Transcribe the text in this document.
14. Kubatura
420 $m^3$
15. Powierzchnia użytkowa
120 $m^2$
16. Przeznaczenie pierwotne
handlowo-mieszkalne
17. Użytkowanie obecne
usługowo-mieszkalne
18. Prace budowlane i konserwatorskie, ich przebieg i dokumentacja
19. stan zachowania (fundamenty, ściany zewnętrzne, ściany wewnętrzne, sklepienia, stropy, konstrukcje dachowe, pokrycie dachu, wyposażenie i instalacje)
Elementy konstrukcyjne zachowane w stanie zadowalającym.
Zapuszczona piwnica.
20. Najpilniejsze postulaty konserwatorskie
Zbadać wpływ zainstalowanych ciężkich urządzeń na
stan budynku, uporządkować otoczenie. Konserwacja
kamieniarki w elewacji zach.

________________________________________

Problem to work on: Extract every record. Keep wording exact.

The result:
Transcribe the text in this document.
14. Kubatura
420 $m^3$
15. Powierzchnia użytkowa
120 $m^2$
16. Przeznaczenie pierwotne
handlowo-mieszkalne
17. Użytkowanie obecne
usługowo-mieszkalne
18. Prace budowlane i konserwatorskie, ich przebieg i dokumentacja
19. stan zachowania (fundamenty, ściany zewnętrzne, ściany wewnętrzne, sklepienia, stropy, konstrukcje dachowe, pokrycie dachu, wyposażenie i instalacje)
Elementy konstrukcyjne zachowane w stanie zadowalającym.
Zapuszczona piwnica.
20. Najpilniejsze postulaty konserwatorskie
Zbadać wpływ zainstalowanych ciężkich urządzeń na
stan budynku, uporządkować otoczenie. Konserwacja
kamieniarki w elewacji zach.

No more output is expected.